## Written request
Here are some records; quote them exactly, leaving out the pictures.

## Given information

-=-=-=-=-

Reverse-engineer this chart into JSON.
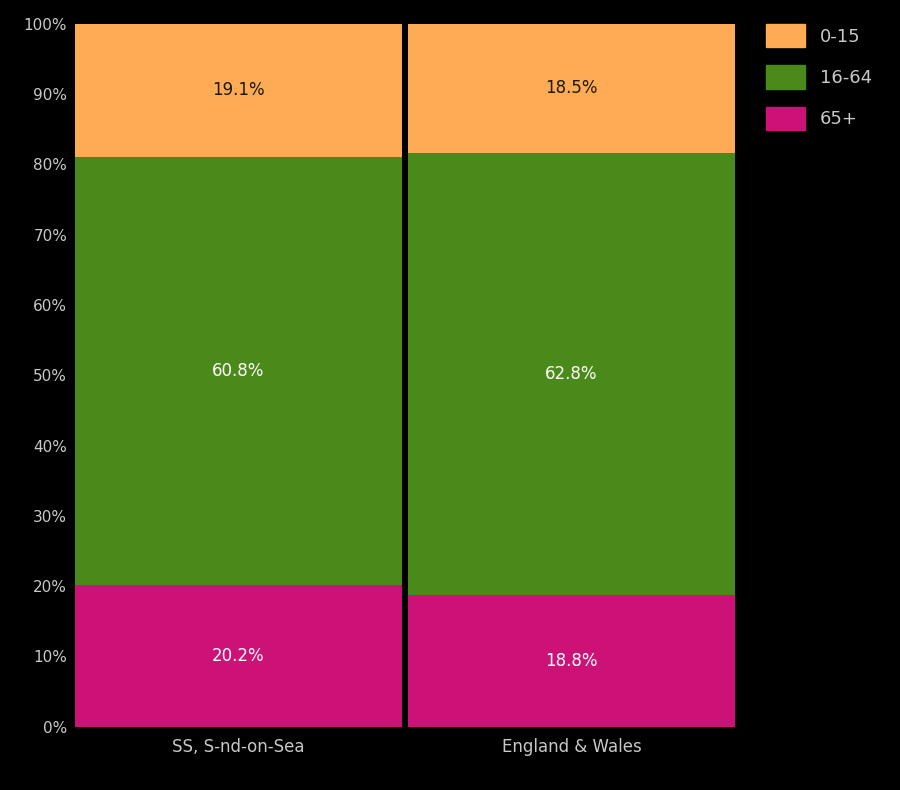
{
  "categories": [
    "SS, S-nd-on-Sea",
    "England & Wales"
  ],
  "segments": {
    "65+": [
      20.2,
      18.8
    ],
    "16-64": [
      60.8,
      62.8
    ],
    "0-15": [
      19.1,
      18.5
    ]
  },
  "colors": {
    "0-15": "#FFAA55",
    "16-64": "#4A8A1A",
    "65+": "#CC1177"
  },
  "segment_order": [
    "65+",
    "16-64",
    "0-15"
  ],
  "legend_order": [
    "0-15",
    "16-64",
    "65+"
  ],
  "background_color": "#000000",
  "text_color": "#C8C8C8",
  "label_color_0-15": "#1a1a00",
  "label_color_16-64": "#FFFFFF",
  "label_color_65+": "#FFFFFF",
  "yticks": [
    0,
    10,
    20,
    30,
    40,
    50,
    60,
    70,
    80,
    90,
    100
  ],
  "ytick_labels": [
    "0%",
    "10%",
    "20%",
    "30%",
    "40%",
    "50%",
    "60%",
    "70%",
    "80%",
    "90%",
    "100%"
  ],
  "figsize": [
    9.0,
    7.9
  ],
  "dpi": 100
}
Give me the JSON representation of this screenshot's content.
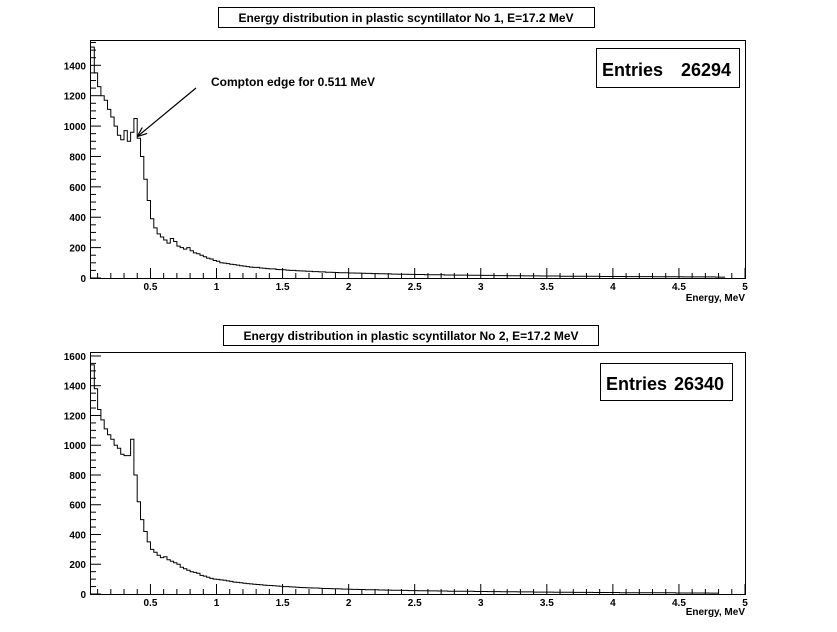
{
  "chart_data": [
    {
      "type": "histogram",
      "title": "Energy distribution in plastic scyntillator No 1, E=17.2 MeV",
      "xlabel": "Energy, MeV",
      "ylabel": "",
      "xlim": [
        0.05,
        5
      ],
      "ylim": [
        0,
        1560
      ],
      "x_ticks": [
        0.5,
        1,
        1.5,
        2,
        2.5,
        3,
        3.5,
        4,
        4.5,
        5
      ],
      "x_tick_labels": [
        "0.5",
        "1",
        "1.5",
        "2",
        "2.5",
        "3",
        "3.5",
        "4",
        "4.5",
        "5"
      ],
      "y_ticks": [
        0,
        200,
        400,
        600,
        800,
        1000,
        1200,
        1400
      ],
      "y_tick_labels": [
        "0",
        "200",
        "400",
        "600",
        "800",
        "1000",
        "1200",
        "1400"
      ],
      "stats": {
        "label": "Entries",
        "value": "26294"
      },
      "annotation": {
        "text": "Compton edge for 0.511 MeV",
        "arrow_to": [
          0.36,
          920
        ]
      },
      "bin_width": 0.025,
      "x_start": 0.05,
      "values": [
        1520,
        1350,
        1260,
        1200,
        1170,
        1110,
        1060,
        1000,
        940,
        910,
        970,
        900,
        960,
        1050,
        920,
        800,
        650,
        510,
        390,
        330,
        290,
        270,
        250,
        230,
        260,
        240,
        210,
        200,
        190,
        200,
        180,
        165,
        160,
        150,
        140,
        130,
        125,
        115,
        110,
        100,
        98,
        95,
        90,
        88,
        85,
        80,
        78,
        75,
        72,
        70,
        70,
        66,
        64,
        62,
        60,
        60,
        56,
        55,
        54,
        52,
        50,
        50,
        48,
        47,
        46,
        45,
        44,
        42,
        42,
        40,
        40,
        38,
        38,
        37,
        36,
        35,
        35,
        34,
        33,
        33,
        32,
        32,
        31,
        30,
        30,
        29,
        29,
        28,
        28,
        27,
        27,
        26,
        26,
        25,
        25,
        25,
        24,
        24,
        23,
        23,
        23,
        22,
        22,
        22,
        21,
        21,
        21,
        20,
        20,
        20,
        19,
        19,
        19,
        19,
        18,
        18,
        18,
        18,
        17,
        17,
        17,
        17,
        16,
        16,
        16,
        16,
        15,
        15,
        15,
        15,
        15,
        14,
        14,
        14,
        14,
        14,
        13,
        13,
        13,
        13,
        13,
        13,
        12,
        12,
        12,
        12,
        12,
        12,
        11,
        11,
        11,
        11,
        11,
        11,
        10,
        10,
        10,
        10,
        10,
        10,
        10,
        10,
        9,
        9,
        9,
        9,
        9,
        9,
        9,
        9,
        8,
        8,
        8,
        8,
        8,
        8,
        8,
        8,
        8,
        7,
        7,
        7,
        7,
        7,
        7,
        7,
        7,
        7,
        7,
        6,
        6,
        6
      ]
    },
    {
      "type": "histogram",
      "title": "Energy distribution in plastic scyntillator No 2, E=17.2 MeV",
      "xlabel": "Energy, MeV",
      "ylabel": "",
      "xlim": [
        0.05,
        5
      ],
      "ylim": [
        0,
        1620
      ],
      "x_ticks": [
        0.5,
        1,
        1.5,
        2,
        2.5,
        3,
        3.5,
        4,
        4.5,
        5
      ],
      "x_tick_labels": [
        "0.5",
        "1",
        "1.5",
        "2",
        "2.5",
        "3",
        "3.5",
        "4",
        "4.5",
        "5"
      ],
      "y_ticks": [
        0,
        200,
        400,
        600,
        800,
        1000,
        1200,
        1400,
        1600
      ],
      "y_tick_labels": [
        "0",
        "200",
        "400",
        "600",
        "800",
        "1000",
        "1200",
        "1400",
        "1600"
      ],
      "stats": {
        "label": "Entries",
        "value": "26340"
      },
      "bin_width": 0.025,
      "x_start": 0.05,
      "values": [
        1540,
        1380,
        1240,
        1170,
        1110,
        1070,
        1040,
        1000,
        980,
        940,
        930,
        930,
        1040,
        800,
        620,
        500,
        420,
        350,
        300,
        280,
        260,
        245,
        250,
        230,
        220,
        210,
        200,
        180,
        170,
        160,
        150,
        145,
        140,
        125,
        120,
        112,
        105,
        100,
        98,
        95,
        92,
        88,
        85,
        80,
        78,
        75,
        72,
        70,
        68,
        66,
        64,
        62,
        60,
        58,
        57,
        55,
        54,
        52,
        50,
        50,
        48,
        47,
        46,
        44,
        43,
        42,
        41,
        40,
        40,
        38,
        37,
        37,
        36,
        35,
        35,
        34,
        33,
        33,
        32,
        31,
        31,
        30,
        30,
        29,
        29,
        28,
        28,
        27,
        27,
        26,
        26,
        25,
        25,
        25,
        24,
        24,
        23,
        23,
        23,
        22,
        22,
        22,
        21,
        21,
        21,
        20,
        20,
        20,
        19,
        19,
        19,
        19,
        18,
        18,
        18,
        18,
        17,
        17,
        17,
        17,
        16,
        16,
        16,
        16,
        15,
        15,
        15,
        15,
        15,
        14,
        14,
        14,
        14,
        14,
        13,
        13,
        13,
        13,
        13,
        13,
        12,
        12,
        12,
        12,
        12,
        12,
        11,
        11,
        11,
        11,
        11,
        11,
        10,
        10,
        10,
        10,
        10,
        10,
        10,
        10,
        9,
        9,
        9,
        9,
        9,
        9,
        9,
        9,
        8,
        8,
        8,
        8,
        8,
        8,
        8,
        8,
        8,
        7,
        7,
        7,
        7,
        7,
        7,
        7,
        7,
        7,
        7,
        6,
        6,
        6
      ]
    }
  ]
}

-=-=-=-=-

## Reply
Reverse-engineer this chart into JSON.
{
  "categories": [
    "SS, S-nd-on-Sea",
    "England & Wales"
  ],
  "segments": {
    "65+": [
      20.2,
      18.8
    ],
    "16-64": [
      60.8,
      62.8
    ],
    "0-15": [
      19.1,
      18.5
    ]
  },
  "colors": {
    "0-15": "#FFAA55",
    "16-64": "#4A8A1A",
    "65+": "#CC1177"
  },
  "segment_order": [
    "65+",
    "16-64",
    "0-15"
  ],
  "legend_order": [
    "0-15",
    "16-64",
    "65+"
  ],
  "background_color": "#000000",
  "text_color": "#C8C8C8",
  "label_color_0-15": "#1a1a00",
  "label_color_16-64": "#FFFFFF",
  "label_color_65+": "#FFFFFF",
  "yticks": [
    0,
    10,
    20,
    30,
    40,
    50,
    60,
    70,
    80,
    90,
    100
  ],
  "ytick_labels": [
    "0%",
    "10%",
    "20%",
    "30%",
    "40%",
    "50%",
    "60%",
    "70%",
    "80%",
    "90%",
    "100%"
  ],
  "figsize": [
    9.0,
    7.9
  ],
  "dpi": 100
}
Give me the JSON representation of this screenshot's content.
{
  "chart_data": [
    {
      "type": "histogram",
      "title": "Energy distribution in plastic scyntillator No 1, E=17.2 MeV",
      "xlabel": "Energy, MeV",
      "ylabel": "",
      "xlim": [
        0.05,
        5
      ],
      "ylim": [
        0,
        1560
      ],
      "x_ticks": [
        0.5,
        1,
        1.5,
        2,
        2.5,
        3,
        3.5,
        4,
        4.5,
        5
      ],
      "x_tick_labels": [
        "0.5",
        "1",
        "1.5",
        "2",
        "2.5",
        "3",
        "3.5",
        "4",
        "4.5",
        "5"
      ],
      "y_ticks": [
        0,
        200,
        400,
        600,
        800,
        1000,
        1200,
        1400
      ],
      "y_tick_labels": [
        "0",
        "200",
        "400",
        "600",
        "800",
        "1000",
        "1200",
        "1400"
      ],
      "stats": {
        "label": "Entries",
        "value": "26294"
      },
      "annotation": {
        "text": "Compton edge for 0.511 MeV",
        "arrow_to": [
          0.36,
          920
        ]
      },
      "bin_width": 0.025,
      "x_start": 0.05,
      "values": [
        1520,
        1350,
        1260,
        1200,
        1170,
        1110,
        1060,
        1000,
        940,
        910,
        970,
        900,
        960,
        1050,
        920,
        800,
        650,
        510,
        390,
        330,
        290,
        270,
        250,
        230,
        260,
        240,
        210,
        200,
        190,
        200,
        180,
        165,
        160,
        150,
        140,
        130,
        125,
        115,
        110,
        100,
        98,
        95,
        90,
        88,
        85,
        80,
        78,
        75,
        72,
        70,
        70,
        66,
        64,
        62,
        60,
        60,
        56,
        55,
        54,
        52,
        50,
        50,
        48,
        47,
        46,
        45,
        44,
        42,
        42,
        40,
        40,
        38,
        38,
        37,
        36,
        35,
        35,
        34,
        33,
        33,
        32,
        32,
        31,
        30,
        30,
        29,
        29,
        28,
        28,
        27,
        27,
        26,
        26,
        25,
        25,
        25,
        24,
        24,
        23,
        23,
        23,
        22,
        22,
        22,
        21,
        21,
        21,
        20,
        20,
        20,
        19,
        19,
        19,
        19,
        18,
        18,
        18,
        18,
        17,
        17,
        17,
        17,
        16,
        16,
        16,
        16,
        15,
        15,
        15,
        15,
        15,
        14,
        14,
        14,
        14,
        14,
        13,
        13,
        13,
        13,
        13,
        13,
        12,
        12,
        12,
        12,
        12,
        12,
        11,
        11,
        11,
        11,
        11,
        11,
        10,
        10,
        10,
        10,
        10,
        10,
        10,
        10,
        9,
        9,
        9,
        9,
        9,
        9,
        9,
        9,
        8,
        8,
        8,
        8,
        8,
        8,
        8,
        8,
        8,
        7,
        7,
        7,
        7,
        7,
        7,
        7,
        7,
        7,
        7,
        6,
        6,
        6
      ]
    },
    {
      "type": "histogram",
      "title": "Energy distribution in plastic scyntillator No 2, E=17.2 MeV",
      "xlabel": "Energy, MeV",
      "ylabel": "",
      "xlim": [
        0.05,
        5
      ],
      "ylim": [
        0,
        1620
      ],
      "x_ticks": [
        0.5,
        1,
        1.5,
        2,
        2.5,
        3,
        3.5,
        4,
        4.5,
        5
      ],
      "x_tick_labels": [
        "0.5",
        "1",
        "1.5",
        "2",
        "2.5",
        "3",
        "3.5",
        "4",
        "4.5",
        "5"
      ],
      "y_ticks": [
        0,
        200,
        400,
        600,
        800,
        1000,
        1200,
        1400,
        1600
      ],
      "y_tick_labels": [
        "0",
        "200",
        "400",
        "600",
        "800",
        "1000",
        "1200",
        "1400",
        "1600"
      ],
      "stats": {
        "label": "Entries",
        "value": "26340"
      },
      "bin_width": 0.025,
      "x_start": 0.05,
      "values": [
        1540,
        1380,
        1240,
        1170,
        1110,
        1070,
        1040,
        1000,
        980,
        940,
        930,
        930,
        1040,
        800,
        620,
        500,
        420,
        350,
        300,
        280,
        260,
        245,
        250,
        230,
        220,
        210,
        200,
        180,
        170,
        160,
        150,
        145,
        140,
        125,
        120,
        112,
        105,
        100,
        98,
        95,
        92,
        88,
        85,
        80,
        78,
        75,
        72,
        70,
        68,
        66,
        64,
        62,
        60,
        58,
        57,
        55,
        54,
        52,
        50,
        50,
        48,
        47,
        46,
        44,
        43,
        42,
        41,
        40,
        40,
        38,
        37,
        37,
        36,
        35,
        35,
        34,
        33,
        33,
        32,
        31,
        31,
        30,
        30,
        29,
        29,
        28,
        28,
        27,
        27,
        26,
        26,
        25,
        25,
        25,
        24,
        24,
        23,
        23,
        23,
        22,
        22,
        22,
        21,
        21,
        21,
        20,
        20,
        20,
        19,
        19,
        19,
        19,
        18,
        18,
        18,
        18,
        17,
        17,
        17,
        17,
        16,
        16,
        16,
        16,
        15,
        15,
        15,
        15,
        15,
        14,
        14,
        14,
        14,
        14,
        13,
        13,
        13,
        13,
        13,
        13,
        12,
        12,
        12,
        12,
        12,
        12,
        11,
        11,
        11,
        11,
        11,
        11,
        10,
        10,
        10,
        10,
        10,
        10,
        10,
        10,
        9,
        9,
        9,
        9,
        9,
        9,
        9,
        9,
        8,
        8,
        8,
        8,
        8,
        8,
        8,
        8,
        8,
        7,
        7,
        7,
        7,
        7,
        7,
        7,
        7,
        7,
        7,
        6,
        6,
        6
      ]
    }
  ]
}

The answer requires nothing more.